*EXERCISE PROMPT:* Which lines in the listing below contain "Intervention"? Copy each of them.
[[ DATA EXTRACT open ]]
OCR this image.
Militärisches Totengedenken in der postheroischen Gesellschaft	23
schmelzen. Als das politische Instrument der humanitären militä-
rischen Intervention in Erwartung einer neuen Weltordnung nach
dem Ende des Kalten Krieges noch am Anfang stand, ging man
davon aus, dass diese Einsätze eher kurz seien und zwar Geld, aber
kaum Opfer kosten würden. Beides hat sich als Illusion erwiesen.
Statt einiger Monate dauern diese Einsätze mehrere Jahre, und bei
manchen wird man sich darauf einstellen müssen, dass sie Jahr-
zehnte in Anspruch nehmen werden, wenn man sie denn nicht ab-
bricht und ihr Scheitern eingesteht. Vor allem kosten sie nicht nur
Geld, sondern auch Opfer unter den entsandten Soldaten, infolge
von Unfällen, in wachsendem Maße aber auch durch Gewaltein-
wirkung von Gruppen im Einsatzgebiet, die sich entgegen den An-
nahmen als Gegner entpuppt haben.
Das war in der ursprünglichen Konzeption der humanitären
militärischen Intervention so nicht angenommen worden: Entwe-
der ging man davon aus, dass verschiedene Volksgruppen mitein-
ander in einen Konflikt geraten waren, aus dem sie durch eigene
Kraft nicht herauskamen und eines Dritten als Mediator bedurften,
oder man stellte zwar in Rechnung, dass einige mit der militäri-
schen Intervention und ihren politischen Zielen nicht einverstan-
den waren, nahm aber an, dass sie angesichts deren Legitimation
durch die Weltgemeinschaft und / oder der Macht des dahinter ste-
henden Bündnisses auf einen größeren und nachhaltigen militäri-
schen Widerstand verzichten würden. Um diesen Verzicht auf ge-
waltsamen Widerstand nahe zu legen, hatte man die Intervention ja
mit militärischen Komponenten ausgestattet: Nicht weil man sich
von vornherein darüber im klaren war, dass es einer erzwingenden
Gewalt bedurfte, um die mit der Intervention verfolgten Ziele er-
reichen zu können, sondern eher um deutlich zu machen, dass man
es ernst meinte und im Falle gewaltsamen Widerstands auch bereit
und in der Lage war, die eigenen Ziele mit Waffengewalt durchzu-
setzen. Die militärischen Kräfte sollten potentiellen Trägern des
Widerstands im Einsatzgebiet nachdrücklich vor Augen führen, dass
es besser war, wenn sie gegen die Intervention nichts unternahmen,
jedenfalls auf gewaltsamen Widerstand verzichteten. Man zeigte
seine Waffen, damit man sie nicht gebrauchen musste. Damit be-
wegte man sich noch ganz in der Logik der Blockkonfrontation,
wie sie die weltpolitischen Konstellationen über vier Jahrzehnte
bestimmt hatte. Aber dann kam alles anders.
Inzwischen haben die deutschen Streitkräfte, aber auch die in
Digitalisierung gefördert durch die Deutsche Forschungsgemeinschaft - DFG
[[ DATA EXTRACT closed ]]
*YOUR RESPONSE:*
rischen Intervention in Erwartung einer neuen Weltordnung nach
militärischen Intervention so nicht angenommen worden: Entwe-
schen Intervention und ihren politischen Zielen nicht einverstan-
waltsamen Widerstand nahe zu legen, hatte man die Intervention ja
Gewalt bedurfte, um die mit der Intervention verfolgten Ziele er-
es besser war, wenn sie gegen die Intervention nichts unternahmen,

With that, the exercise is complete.